— Start Dataset records —
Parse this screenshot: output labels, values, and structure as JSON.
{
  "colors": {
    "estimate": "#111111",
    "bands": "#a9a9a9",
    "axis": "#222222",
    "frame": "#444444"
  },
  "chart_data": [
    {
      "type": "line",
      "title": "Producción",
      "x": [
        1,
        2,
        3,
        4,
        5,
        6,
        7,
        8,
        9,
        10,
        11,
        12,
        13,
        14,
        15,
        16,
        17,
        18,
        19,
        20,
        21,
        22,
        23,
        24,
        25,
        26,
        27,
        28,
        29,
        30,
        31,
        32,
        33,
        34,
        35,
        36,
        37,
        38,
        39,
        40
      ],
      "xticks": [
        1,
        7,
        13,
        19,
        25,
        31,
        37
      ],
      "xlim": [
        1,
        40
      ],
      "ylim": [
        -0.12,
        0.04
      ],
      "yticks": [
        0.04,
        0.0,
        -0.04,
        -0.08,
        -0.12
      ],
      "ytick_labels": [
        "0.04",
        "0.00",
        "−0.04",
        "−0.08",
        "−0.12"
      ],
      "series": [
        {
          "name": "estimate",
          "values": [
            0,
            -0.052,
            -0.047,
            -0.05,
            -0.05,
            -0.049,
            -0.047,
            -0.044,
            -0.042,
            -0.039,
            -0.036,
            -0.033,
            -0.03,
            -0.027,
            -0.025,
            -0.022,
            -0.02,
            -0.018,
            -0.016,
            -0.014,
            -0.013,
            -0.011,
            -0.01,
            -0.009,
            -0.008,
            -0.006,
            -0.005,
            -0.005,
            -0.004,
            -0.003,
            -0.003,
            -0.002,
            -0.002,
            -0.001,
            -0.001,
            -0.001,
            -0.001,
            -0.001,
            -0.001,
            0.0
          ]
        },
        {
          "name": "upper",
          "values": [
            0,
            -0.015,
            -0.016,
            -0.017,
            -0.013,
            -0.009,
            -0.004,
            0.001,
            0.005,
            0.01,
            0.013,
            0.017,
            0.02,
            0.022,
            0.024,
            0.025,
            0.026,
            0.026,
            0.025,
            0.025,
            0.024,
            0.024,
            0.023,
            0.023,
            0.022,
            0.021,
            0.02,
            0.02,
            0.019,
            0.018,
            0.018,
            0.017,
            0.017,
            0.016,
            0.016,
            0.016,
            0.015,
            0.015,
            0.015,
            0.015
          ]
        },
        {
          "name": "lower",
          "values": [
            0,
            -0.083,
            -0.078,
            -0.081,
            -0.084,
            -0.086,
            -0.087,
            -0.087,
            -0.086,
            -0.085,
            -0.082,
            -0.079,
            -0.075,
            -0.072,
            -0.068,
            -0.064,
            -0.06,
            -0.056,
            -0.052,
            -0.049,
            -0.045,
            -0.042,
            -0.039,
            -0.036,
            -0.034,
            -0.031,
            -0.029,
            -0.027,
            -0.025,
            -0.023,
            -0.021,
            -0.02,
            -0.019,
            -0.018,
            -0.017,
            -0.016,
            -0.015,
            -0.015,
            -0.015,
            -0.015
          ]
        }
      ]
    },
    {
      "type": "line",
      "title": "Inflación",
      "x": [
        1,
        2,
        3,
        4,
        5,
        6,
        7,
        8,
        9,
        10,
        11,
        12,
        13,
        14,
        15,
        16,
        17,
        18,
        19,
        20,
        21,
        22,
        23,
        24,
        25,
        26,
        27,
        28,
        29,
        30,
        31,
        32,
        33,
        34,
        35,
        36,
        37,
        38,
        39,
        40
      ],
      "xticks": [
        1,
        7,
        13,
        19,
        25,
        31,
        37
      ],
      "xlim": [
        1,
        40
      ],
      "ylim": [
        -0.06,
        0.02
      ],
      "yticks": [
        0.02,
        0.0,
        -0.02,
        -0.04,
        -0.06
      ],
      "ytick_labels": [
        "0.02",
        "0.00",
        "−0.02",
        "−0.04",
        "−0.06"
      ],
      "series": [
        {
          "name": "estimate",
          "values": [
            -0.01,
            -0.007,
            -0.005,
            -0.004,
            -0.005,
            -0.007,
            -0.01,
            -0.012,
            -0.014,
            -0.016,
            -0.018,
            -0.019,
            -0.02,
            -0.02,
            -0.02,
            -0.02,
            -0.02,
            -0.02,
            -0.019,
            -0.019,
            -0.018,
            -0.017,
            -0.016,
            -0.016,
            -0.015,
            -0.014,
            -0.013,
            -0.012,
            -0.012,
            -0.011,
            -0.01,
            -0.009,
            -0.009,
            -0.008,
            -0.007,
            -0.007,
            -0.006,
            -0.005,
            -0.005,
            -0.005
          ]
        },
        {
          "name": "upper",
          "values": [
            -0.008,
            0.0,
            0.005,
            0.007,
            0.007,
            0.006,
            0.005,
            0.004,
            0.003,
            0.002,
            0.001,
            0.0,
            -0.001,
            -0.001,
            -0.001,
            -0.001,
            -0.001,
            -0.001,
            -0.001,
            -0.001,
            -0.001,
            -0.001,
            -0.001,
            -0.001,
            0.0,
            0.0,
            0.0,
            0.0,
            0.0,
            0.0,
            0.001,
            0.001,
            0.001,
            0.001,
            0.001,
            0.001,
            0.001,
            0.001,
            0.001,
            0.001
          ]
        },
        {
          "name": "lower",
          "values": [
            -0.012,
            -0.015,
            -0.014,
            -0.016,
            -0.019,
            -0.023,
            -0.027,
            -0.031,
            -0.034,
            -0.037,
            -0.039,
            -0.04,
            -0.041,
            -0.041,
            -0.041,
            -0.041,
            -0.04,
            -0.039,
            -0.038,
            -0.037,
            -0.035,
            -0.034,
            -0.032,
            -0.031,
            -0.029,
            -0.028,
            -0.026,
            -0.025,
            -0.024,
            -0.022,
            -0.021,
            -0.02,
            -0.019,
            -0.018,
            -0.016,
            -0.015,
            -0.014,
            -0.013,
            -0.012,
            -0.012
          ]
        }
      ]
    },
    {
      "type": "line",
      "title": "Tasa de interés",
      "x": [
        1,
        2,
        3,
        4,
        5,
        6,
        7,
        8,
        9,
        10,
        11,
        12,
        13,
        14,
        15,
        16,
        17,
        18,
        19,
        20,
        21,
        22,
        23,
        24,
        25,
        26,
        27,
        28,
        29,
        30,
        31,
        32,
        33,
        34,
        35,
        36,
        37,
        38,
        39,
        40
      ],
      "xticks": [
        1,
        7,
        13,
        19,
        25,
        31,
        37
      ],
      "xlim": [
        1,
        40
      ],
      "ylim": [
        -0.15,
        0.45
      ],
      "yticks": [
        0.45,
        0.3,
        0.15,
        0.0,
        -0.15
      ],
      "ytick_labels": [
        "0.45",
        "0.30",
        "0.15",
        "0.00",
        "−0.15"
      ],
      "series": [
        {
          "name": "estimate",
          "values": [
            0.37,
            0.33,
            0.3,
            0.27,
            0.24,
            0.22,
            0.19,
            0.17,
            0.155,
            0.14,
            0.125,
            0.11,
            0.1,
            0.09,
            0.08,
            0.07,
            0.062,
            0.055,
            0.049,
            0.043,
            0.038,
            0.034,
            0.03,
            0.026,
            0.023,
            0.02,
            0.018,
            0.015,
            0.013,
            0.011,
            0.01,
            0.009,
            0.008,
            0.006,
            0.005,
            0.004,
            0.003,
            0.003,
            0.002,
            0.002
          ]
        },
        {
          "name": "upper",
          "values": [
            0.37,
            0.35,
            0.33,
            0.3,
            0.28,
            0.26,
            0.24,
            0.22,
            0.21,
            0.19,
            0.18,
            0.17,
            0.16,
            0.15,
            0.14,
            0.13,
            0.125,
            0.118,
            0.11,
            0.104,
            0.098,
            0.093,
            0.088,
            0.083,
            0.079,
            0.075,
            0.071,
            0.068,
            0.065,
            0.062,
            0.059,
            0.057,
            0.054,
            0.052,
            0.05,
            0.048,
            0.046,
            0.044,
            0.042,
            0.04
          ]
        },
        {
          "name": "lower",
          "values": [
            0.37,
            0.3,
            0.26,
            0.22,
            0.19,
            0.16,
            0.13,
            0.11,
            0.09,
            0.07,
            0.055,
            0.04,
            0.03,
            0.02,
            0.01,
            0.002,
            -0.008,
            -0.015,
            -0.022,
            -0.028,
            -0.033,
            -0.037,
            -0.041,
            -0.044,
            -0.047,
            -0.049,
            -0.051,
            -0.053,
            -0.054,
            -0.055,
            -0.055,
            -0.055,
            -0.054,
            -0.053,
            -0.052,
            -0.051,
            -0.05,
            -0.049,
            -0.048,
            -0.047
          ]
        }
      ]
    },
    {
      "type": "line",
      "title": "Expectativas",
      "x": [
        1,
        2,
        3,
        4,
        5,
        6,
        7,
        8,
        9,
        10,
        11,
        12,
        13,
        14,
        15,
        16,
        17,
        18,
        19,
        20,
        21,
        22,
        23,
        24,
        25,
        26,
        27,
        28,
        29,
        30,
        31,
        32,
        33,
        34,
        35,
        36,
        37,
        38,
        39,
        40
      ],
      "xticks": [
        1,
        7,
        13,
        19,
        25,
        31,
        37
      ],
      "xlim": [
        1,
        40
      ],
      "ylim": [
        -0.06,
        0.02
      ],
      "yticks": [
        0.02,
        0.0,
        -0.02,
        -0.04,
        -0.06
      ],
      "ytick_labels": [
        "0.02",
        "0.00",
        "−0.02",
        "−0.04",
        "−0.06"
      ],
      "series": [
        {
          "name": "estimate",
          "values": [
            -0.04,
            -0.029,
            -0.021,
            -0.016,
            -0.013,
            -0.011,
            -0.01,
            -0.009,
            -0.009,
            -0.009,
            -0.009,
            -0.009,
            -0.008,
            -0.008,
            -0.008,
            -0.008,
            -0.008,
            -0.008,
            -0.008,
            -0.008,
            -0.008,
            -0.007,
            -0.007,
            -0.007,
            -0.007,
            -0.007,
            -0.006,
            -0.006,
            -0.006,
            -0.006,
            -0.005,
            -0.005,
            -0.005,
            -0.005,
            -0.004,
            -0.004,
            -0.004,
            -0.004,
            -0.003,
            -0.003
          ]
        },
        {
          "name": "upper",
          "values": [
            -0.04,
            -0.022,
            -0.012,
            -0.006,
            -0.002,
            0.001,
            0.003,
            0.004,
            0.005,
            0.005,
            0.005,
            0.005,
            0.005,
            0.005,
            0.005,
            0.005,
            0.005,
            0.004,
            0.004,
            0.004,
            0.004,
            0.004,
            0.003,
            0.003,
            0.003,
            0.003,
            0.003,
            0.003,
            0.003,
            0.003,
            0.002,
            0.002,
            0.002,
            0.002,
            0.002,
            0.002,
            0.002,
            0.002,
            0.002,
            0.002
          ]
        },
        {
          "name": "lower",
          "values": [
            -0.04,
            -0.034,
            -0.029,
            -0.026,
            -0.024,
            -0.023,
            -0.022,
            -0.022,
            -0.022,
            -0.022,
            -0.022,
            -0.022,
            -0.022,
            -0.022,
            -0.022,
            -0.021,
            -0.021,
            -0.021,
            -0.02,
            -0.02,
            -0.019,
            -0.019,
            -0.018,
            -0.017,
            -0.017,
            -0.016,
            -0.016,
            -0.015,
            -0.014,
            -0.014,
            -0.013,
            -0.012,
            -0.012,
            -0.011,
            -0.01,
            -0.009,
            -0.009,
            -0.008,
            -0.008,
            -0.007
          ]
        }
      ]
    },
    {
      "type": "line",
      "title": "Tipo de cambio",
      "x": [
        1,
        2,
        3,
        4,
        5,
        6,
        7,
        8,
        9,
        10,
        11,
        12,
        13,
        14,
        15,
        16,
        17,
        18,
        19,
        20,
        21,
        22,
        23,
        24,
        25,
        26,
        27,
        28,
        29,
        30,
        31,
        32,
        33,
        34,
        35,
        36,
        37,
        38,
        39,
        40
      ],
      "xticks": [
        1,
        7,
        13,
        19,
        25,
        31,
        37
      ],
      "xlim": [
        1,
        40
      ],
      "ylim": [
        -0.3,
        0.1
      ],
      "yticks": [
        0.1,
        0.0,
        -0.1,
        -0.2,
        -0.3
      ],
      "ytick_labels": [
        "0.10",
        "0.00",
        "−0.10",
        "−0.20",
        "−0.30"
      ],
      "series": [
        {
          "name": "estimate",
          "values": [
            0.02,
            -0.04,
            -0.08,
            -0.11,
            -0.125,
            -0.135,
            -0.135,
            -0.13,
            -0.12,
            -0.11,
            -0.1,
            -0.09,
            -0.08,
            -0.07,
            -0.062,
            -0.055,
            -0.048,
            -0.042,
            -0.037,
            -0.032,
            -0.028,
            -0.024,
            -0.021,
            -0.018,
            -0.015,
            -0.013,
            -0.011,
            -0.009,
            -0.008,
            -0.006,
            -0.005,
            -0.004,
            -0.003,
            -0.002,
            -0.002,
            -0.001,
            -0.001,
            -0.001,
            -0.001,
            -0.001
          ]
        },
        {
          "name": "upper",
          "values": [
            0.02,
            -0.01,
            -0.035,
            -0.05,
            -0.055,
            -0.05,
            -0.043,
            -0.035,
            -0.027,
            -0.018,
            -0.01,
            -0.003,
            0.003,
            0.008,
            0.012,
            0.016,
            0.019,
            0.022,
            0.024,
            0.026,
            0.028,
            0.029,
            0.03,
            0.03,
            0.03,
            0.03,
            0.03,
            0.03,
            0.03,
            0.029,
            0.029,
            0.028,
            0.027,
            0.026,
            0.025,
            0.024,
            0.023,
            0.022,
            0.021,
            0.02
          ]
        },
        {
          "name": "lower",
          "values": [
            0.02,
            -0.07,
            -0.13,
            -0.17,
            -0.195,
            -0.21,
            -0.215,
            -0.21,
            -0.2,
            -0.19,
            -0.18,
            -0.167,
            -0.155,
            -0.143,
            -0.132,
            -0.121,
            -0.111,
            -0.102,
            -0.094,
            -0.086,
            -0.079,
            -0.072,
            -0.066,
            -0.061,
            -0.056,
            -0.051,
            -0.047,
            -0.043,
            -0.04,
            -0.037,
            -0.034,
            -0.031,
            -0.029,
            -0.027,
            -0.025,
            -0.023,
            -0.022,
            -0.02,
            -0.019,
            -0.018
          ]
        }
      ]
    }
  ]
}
— End Dataset records —
**Required task:**
Look through the material above and work out how many of its lines contain "title". State the number only.

**Solution for this task:**
5